───── Recorded data

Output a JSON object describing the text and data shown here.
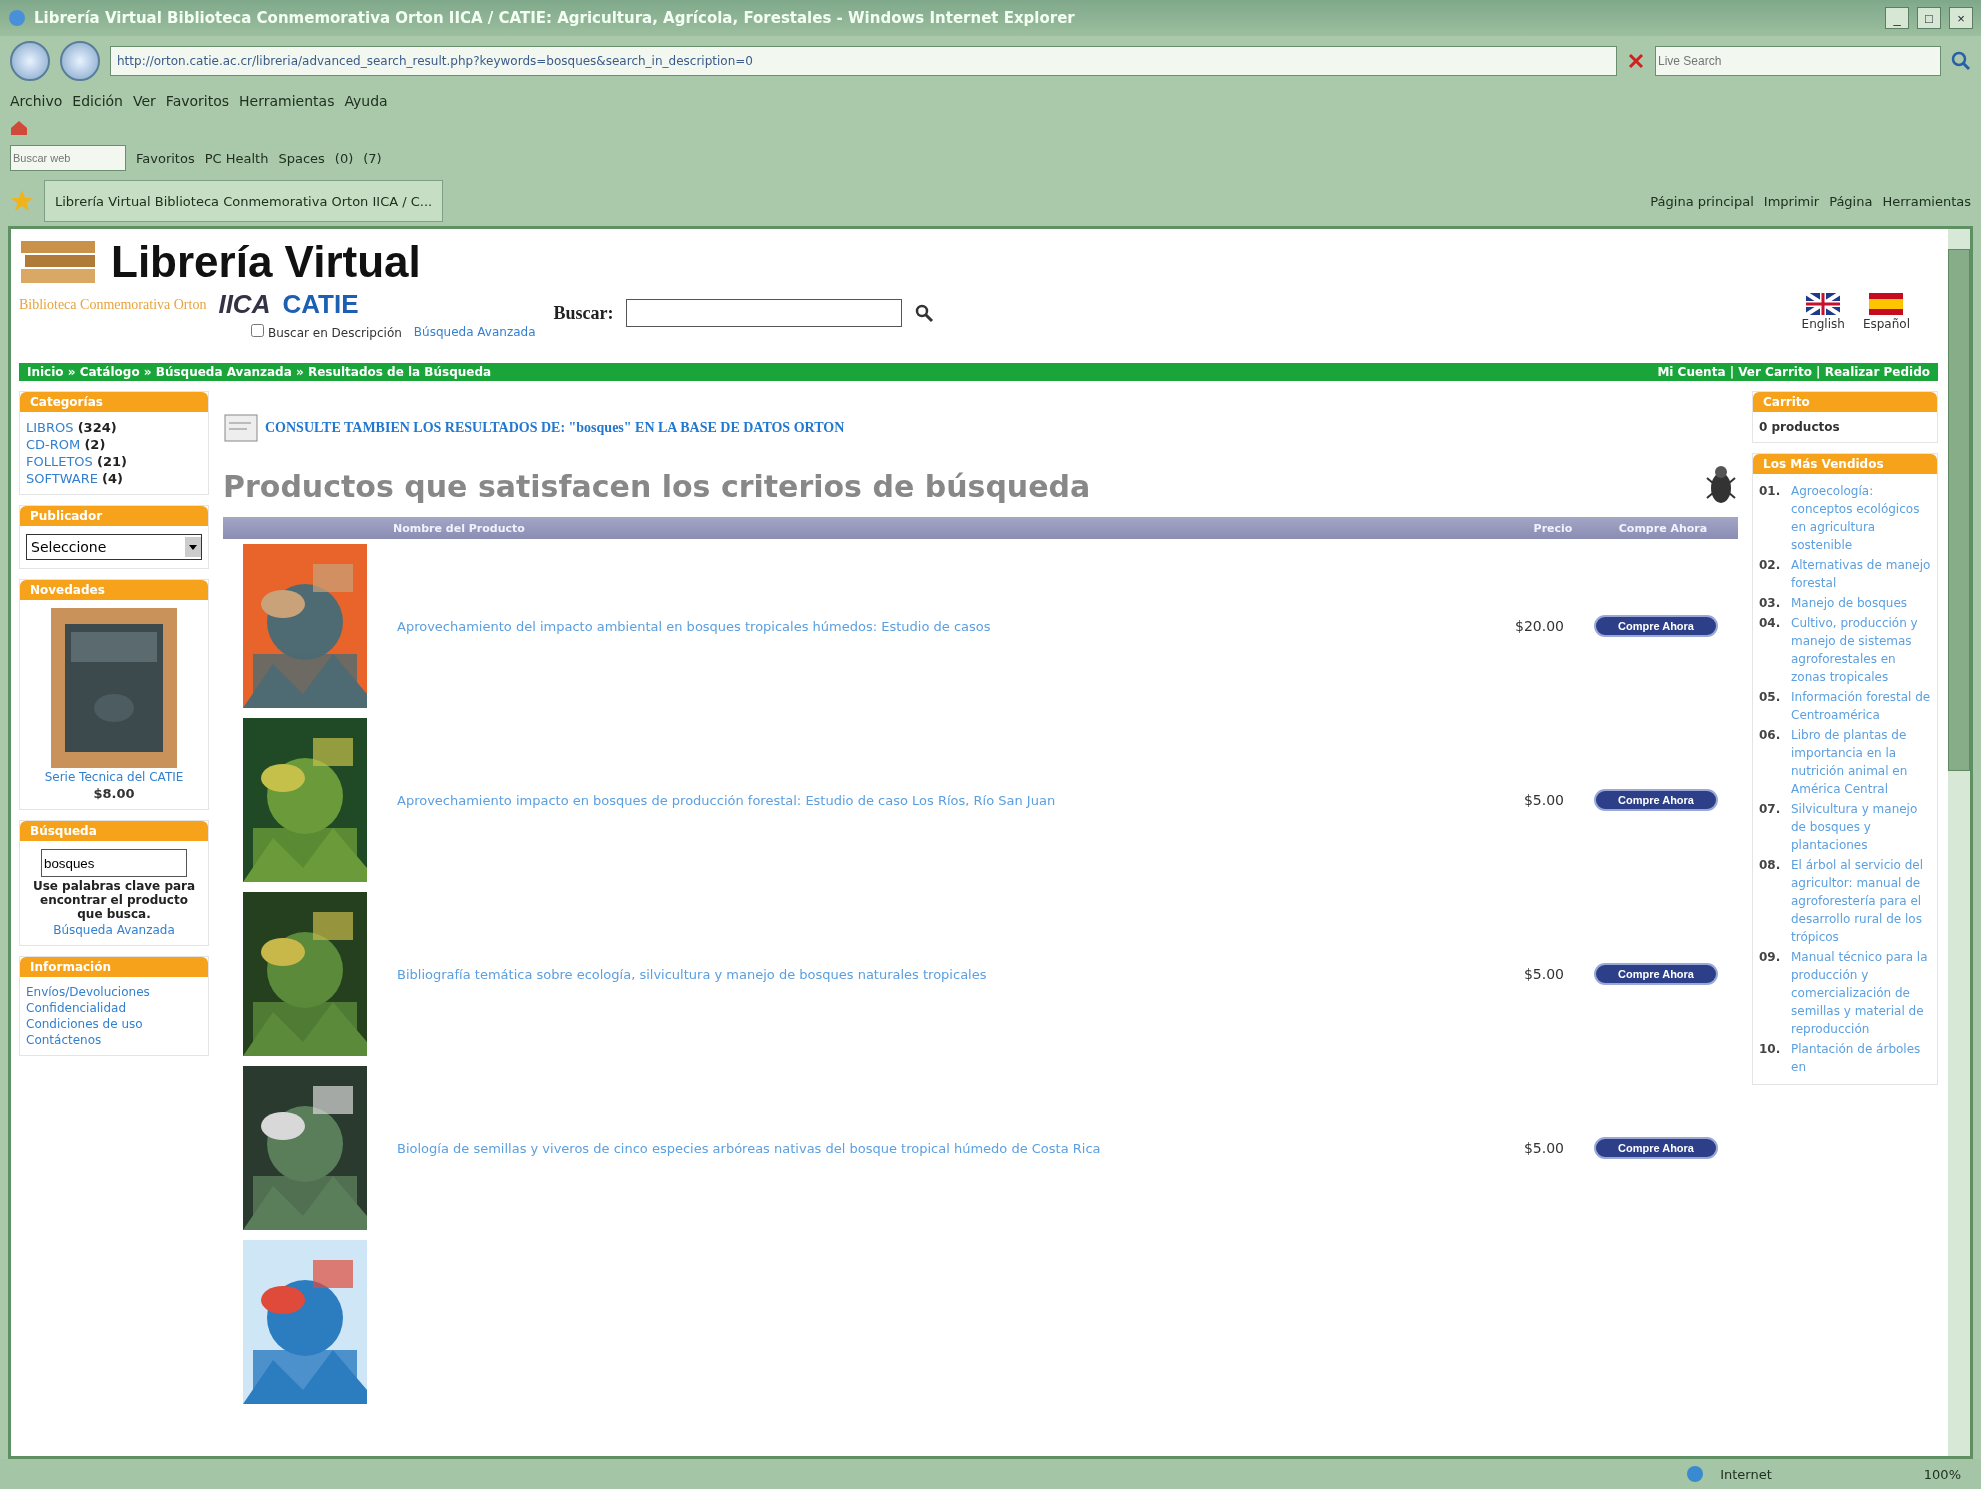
{
  "window": {
    "title": "Librería Virtual Biblioteca Conmemorativa Orton IICA / CATIE: Agricultura, Agrícola, Forestales - Windows Internet Explorer",
    "controls": [
      "_",
      "□",
      "×"
    ]
  },
  "address_bar": {
    "url": "http://orton.catie.ac.cr/libreria/advanced_search_result.php?keywords=bosques&search_in_description=0",
    "search_placeholder": "Live Search"
  },
  "menu": [
    "Archivo",
    "Edición",
    "Ver",
    "Favoritos",
    "Herramientas",
    "Ayuda"
  ],
  "links_toolbar": {
    "search_placeholder": "Buscar web",
    "items": [
      "Favoritos",
      "PC Health",
      "Spaces",
      "(0)",
      "(7)"
    ]
  },
  "tab": {
    "label": "Librería Virtual Biblioteca Conmemorativa Orton IICA / C..."
  },
  "command_bar": [
    "Página principal",
    "Imprimir",
    "Página",
    "Herramientas"
  ],
  "header": {
    "logo": "Librería Virtual",
    "subtitle": "Biblioteca Conmemorativa Orton",
    "partners": [
      "IICA",
      "CATIE"
    ],
    "search_label": "Buscar:",
    "description_checkbox": {
      "label": "Buscar en Descripción",
      "checked": false
    },
    "advanced_link": "Búsqueda Avanzada",
    "languages": [
      {
        "label": "English",
        "kind": "uk"
      },
      {
        "label": "Español",
        "kind": "es"
      }
    ]
  },
  "breadcrumb": "Inicio » Catálogo » Búsqueda Avanzada » Resultados de la Búsqueda",
  "account_links": "Mi Cuenta  |  Ver Carrito  |  Realizar Pedido",
  "left_sidebar": {
    "categories": {
      "title": "Categorías",
      "items": [
        {
          "name": "LIBROS",
          "count": "(324)"
        },
        {
          "name": "CD-ROM",
          "count": "(2)"
        },
        {
          "name": "FOLLETOS",
          "count": "(21)"
        },
        {
          "name": "SOFTWARE",
          "count": "(4)"
        }
      ]
    },
    "publisher": {
      "title": "Publicador",
      "value": "Seleccione"
    },
    "new_items": {
      "title": "Novedades",
      "name": "Serie Tecnica del CATIE",
      "price": "$8.00"
    },
    "search": {
      "title": "Búsqueda",
      "value": "bosques",
      "help": "Use palabras clave para encontrar el producto que busca.",
      "link": "Búsqueda Avanzada"
    },
    "information": {
      "title": "Información",
      "items": [
        "Envíos/Devoluciones",
        "Confidencialidad",
        "Condiciones de uso",
        "Contáctenos"
      ]
    }
  },
  "main": {
    "orton_link": "CONSULTE TAMBIEN LOS RESULTADOS DE: \"bosques\" EN LA BASE DE DATOS ORTON",
    "heading": "Productos que satisfacen los criterios de búsqueda",
    "columns": [
      "Nombre del Producto",
      "Precio",
      "Compre Ahora"
    ],
    "rows": [
      {
        "kind": "full",
        "title": "Aprovechamiento del impacto ambiental en bosques tropicales húmedos: Estudio de casos",
        "price": "$20.00",
        "button": "Compre Ahora"
      },
      {
        "kind": "full",
        "title": "Aprovechamiento impacto en bosques de producción forestal: Estudio de caso Los Ríos, Río San Juan",
        "price": "$5.00",
        "button": "Compre Ahora"
      },
      {
        "kind": "full",
        "title": "Bibliografía temática sobre ecología, silvicultura y manejo de bosques naturales tropicales",
        "price": "$5.00",
        "button": "Compre Ahora"
      },
      {
        "kind": "full",
        "title": "Biología de semillas y viveros de cinco especies arbóreas nativas del bosque tropical húmedo de Costa Rica",
        "price": "$5.00",
        "button": "Compre Ahora"
      },
      {
        "kind": "cut"
      }
    ]
  },
  "right_sidebar": {
    "cart": {
      "title": "Carrito",
      "text": "0 productos"
    },
    "bestsellers": {
      "title": "Los Más Vendidos",
      "items": [
        {
          "number": "01.",
          "title": "Agroecología: conceptos ecológicos en agricultura sostenible"
        },
        {
          "number": "02.",
          "title": "Alternativas de manejo forestal"
        },
        {
          "number": "03.",
          "title": "Manejo de bosques"
        },
        {
          "number": "04.",
          "title": "Cultivo, producción y manejo de sistemas agroforestales en zonas tropicales"
        },
        {
          "number": "05.",
          "title": "Información forestal de Centroamérica"
        },
        {
          "number": "06.",
          "title": "Libro de plantas de importancia en la nutrición animal en América Central"
        },
        {
          "number": "07.",
          "title": "Silvicultura y manejo de bosques y plantaciones"
        },
        {
          "number": "08.",
          "title": "El árbol al servicio del agricultor: manual de agroforestería para el desarrollo rural de los trópicos"
        },
        {
          "number": "09.",
          "title": "Manual técnico para la producción y comercialización de semillas y material de reproducción"
        },
        {
          "number": "10.",
          "title": "Plantación de árboles en"
        }
      ]
    }
  },
  "status_bar": {
    "zone": "Internet",
    "zoom": "100%"
  }
}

──────────

Stated goal:
Omit the pictures and reproduce the listing exactly.

Result for this task:
Output a JSON object describing the text and data shown here.
{
  "window": {
    "title": "Librería Virtual Biblioteca Conmemorativa Orton IICA / CATIE: Agricultura, Agrícola, Forestales - Windows Internet Explorer",
    "controls": [
      "_",
      "□",
      "×"
    ]
  },
  "address_bar": {
    "url": "http://orton.catie.ac.cr/libreria/advanced_search_result.php?keywords=bosques&search_in_description=0",
    "search_placeholder": "Live Search"
  },
  "menu": [
    "Archivo",
    "Edición",
    "Ver",
    "Favoritos",
    "Herramientas",
    "Ayuda"
  ],
  "links_toolbar": {
    "search_placeholder": "Buscar web",
    "items": [
      "Favoritos",
      "PC Health",
      "Spaces",
      "(0)",
      "(7)"
    ]
  },
  "tab": {
    "label": "Librería Virtual Biblioteca Conmemorativa Orton IICA / C..."
  },
  "command_bar": [
    "Página principal",
    "Imprimir",
    "Página",
    "Herramientas"
  ],
  "header": {
    "logo": "Librería Virtual",
    "subtitle": "Biblioteca Conmemorativa Orton",
    "partners": [
      "IICA",
      "CATIE"
    ],
    "search_label": "Buscar:",
    "description_checkbox": {
      "label": "Buscar en Descripción",
      "checked": false
    },
    "advanced_link": "Búsqueda Avanzada",
    "languages": [
      {
        "label": "English",
        "kind": "uk"
      },
      {
        "label": "Español",
        "kind": "es"
      }
    ]
  },
  "breadcrumb": "Inicio » Catálogo » Búsqueda Avanzada » Resultados de la Búsqueda",
  "account_links": "Mi Cuenta  |  Ver Carrito  |  Realizar Pedido",
  "left_sidebar": {
    "categories": {
      "title": "Categorías",
      "items": [
        {
          "name": "LIBROS",
          "count": "(324)"
        },
        {
          "name": "CD-ROM",
          "count": "(2)"
        },
        {
          "name": "FOLLETOS",
          "count": "(21)"
        },
        {
          "name": "SOFTWARE",
          "count": "(4)"
        }
      ]
    },
    "publisher": {
      "title": "Publicador",
      "value": "Seleccione"
    },
    "new_items": {
      "title": "Novedades",
      "name": "Serie Tecnica del CATIE",
      "price": "$8.00"
    },
    "search": {
      "title": "Búsqueda",
      "value": "bosques",
      "help": "Use palabras clave para encontrar el producto que busca.",
      "link": "Búsqueda Avanzada"
    },
    "information": {
      "title": "Información",
      "items": [
        "Envíos/Devoluciones",
        "Confidencialidad",
        "Condiciones de uso",
        "Contáctenos"
      ]
    }
  },
  "main": {
    "orton_link": "CONSULTE TAMBIEN LOS RESULTADOS DE: \"bosques\" EN LA BASE DE DATOS ORTON",
    "heading": "Productos que satisfacen los criterios de búsqueda",
    "columns": [
      "Nombre del Producto",
      "Precio",
      "Compre Ahora"
    ],
    "rows": [
      {
        "kind": "full",
        "title": "Aprovechamiento del impacto ambiental en bosques tropicales húmedos: Estudio de casos",
        "price": "$20.00",
        "button": "Compre Ahora"
      },
      {
        "kind": "full",
        "title": "Aprovechamiento impacto en bosques de producción forestal: Estudio de caso Los Ríos, Río San Juan",
        "price": "$5.00",
        "button": "Compre Ahora"
      },
      {
        "kind": "full",
        "title": "Bibliografía temática sobre ecología, silvicultura y manejo de bosques naturales tropicales",
        "price": "$5.00",
        "button": "Compre Ahora"
      },
      {
        "kind": "full",
        "title": "Biología de semillas y viveros de cinco especies arbóreas nativas del bosque tropical húmedo de Costa Rica",
        "price": "$5.00",
        "button": "Compre Ahora"
      },
      {
        "kind": "cut"
      }
    ]
  },
  "right_sidebar": {
    "cart": {
      "title": "Carrito",
      "text": "0 productos"
    },
    "bestsellers": {
      "title": "Los Más Vendidos",
      "items": [
        {
          "number": "01.",
          "title": "Agroecología: conceptos ecológicos en agricultura sostenible"
        },
        {
          "number": "02.",
          "title": "Alternativas de manejo forestal"
        },
        {
          "number": "03.",
          "title": "Manejo de bosques"
        },
        {
          "number": "04.",
          "title": "Cultivo, producción y manejo de sistemas agroforestales en zonas tropicales"
        },
        {
          "number": "05.",
          "title": "Información forestal de Centroamérica"
        },
        {
          "number": "06.",
          "title": "Libro de plantas de importancia en la nutrición animal en América Central"
        },
        {
          "number": "07.",
          "title": "Silvicultura y manejo de bosques y plantaciones"
        },
        {
          "number": "08.",
          "title": "El árbol al servicio del agricultor: manual de agroforestería para el desarrollo rural de los trópicos"
        },
        {
          "number": "09.",
          "title": "Manual técnico para la producción y comercialización de semillas y material de reproducción"
        },
        {
          "number": "10.",
          "title": "Plantación de árboles en"
        }
      ]
    }
  },
  "status_bar": {
    "zone": "Internet",
    "zoom": "100%"
  }
}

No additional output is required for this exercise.